[What this task involves]: Collect every line of the records below that contains the word "legend".

Items listed in a dataset
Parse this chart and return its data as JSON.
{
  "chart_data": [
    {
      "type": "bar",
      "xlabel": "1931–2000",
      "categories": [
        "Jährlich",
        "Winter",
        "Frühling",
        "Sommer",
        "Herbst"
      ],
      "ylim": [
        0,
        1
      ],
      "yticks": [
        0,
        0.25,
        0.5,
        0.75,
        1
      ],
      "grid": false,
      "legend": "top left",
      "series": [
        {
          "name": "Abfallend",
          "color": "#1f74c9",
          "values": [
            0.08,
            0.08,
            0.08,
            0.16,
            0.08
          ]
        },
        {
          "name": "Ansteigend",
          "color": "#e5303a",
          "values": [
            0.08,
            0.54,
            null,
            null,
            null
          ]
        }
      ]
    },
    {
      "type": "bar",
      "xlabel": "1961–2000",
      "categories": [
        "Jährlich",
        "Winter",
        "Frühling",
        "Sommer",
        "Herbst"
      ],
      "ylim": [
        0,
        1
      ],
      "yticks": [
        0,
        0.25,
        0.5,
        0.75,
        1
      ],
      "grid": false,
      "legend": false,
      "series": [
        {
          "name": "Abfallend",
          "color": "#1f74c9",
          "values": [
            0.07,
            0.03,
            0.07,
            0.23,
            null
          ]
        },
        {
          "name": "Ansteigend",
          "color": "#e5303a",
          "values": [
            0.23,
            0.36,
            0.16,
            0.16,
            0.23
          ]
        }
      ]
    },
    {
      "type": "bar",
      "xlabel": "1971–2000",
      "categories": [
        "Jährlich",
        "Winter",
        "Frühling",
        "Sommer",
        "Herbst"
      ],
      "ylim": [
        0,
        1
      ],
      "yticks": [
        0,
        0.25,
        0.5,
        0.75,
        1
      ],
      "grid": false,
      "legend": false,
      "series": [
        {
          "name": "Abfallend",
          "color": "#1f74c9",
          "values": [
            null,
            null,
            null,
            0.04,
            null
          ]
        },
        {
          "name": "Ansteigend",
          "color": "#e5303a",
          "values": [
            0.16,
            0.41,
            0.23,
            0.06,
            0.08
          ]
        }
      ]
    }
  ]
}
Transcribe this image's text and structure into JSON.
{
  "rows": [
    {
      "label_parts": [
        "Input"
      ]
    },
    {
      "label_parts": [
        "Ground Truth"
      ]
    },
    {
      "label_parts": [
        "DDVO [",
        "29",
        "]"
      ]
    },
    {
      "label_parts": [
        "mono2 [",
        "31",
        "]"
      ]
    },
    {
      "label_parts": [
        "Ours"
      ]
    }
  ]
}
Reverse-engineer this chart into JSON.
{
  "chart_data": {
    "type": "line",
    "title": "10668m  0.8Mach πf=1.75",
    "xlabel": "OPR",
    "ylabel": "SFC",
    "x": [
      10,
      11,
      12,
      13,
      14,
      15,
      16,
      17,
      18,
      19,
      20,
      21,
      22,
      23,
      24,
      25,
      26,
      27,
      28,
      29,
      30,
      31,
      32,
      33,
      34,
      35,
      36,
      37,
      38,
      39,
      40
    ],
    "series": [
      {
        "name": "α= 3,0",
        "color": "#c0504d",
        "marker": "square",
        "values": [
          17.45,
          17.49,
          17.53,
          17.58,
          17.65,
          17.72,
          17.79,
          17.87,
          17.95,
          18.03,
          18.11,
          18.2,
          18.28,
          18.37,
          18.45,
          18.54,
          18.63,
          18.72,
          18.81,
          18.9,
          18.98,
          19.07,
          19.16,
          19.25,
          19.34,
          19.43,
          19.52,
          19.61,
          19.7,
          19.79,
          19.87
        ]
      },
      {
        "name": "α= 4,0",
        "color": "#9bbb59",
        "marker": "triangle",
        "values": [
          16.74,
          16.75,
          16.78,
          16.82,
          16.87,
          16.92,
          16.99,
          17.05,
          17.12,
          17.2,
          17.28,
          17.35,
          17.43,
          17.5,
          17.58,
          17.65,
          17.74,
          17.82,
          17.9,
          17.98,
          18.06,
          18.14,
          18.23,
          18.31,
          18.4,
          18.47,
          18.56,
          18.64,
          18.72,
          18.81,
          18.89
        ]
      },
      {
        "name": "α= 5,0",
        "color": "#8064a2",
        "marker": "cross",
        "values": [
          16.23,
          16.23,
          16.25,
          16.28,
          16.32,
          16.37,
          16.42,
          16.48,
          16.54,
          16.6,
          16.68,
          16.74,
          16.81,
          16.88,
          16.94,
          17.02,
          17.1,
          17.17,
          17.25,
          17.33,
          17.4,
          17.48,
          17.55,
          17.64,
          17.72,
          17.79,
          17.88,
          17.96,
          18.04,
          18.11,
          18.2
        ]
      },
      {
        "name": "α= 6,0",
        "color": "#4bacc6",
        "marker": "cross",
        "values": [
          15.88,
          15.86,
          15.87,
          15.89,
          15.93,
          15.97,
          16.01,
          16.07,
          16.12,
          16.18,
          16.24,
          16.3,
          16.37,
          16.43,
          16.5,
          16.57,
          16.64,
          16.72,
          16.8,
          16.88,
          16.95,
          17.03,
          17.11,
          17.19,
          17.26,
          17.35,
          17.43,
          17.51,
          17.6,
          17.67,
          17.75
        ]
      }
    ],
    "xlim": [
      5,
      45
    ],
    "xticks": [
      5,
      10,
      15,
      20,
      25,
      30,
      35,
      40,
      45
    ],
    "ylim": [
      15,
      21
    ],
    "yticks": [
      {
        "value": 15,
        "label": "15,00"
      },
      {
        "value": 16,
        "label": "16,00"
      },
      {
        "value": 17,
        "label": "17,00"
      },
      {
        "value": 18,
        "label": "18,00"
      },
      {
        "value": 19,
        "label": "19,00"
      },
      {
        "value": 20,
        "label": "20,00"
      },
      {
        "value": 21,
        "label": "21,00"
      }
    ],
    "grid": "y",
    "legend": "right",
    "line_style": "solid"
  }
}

[The reply]:
      "legend": "top left",
      "legend": false,
      "legend": false,
    "legend": "right",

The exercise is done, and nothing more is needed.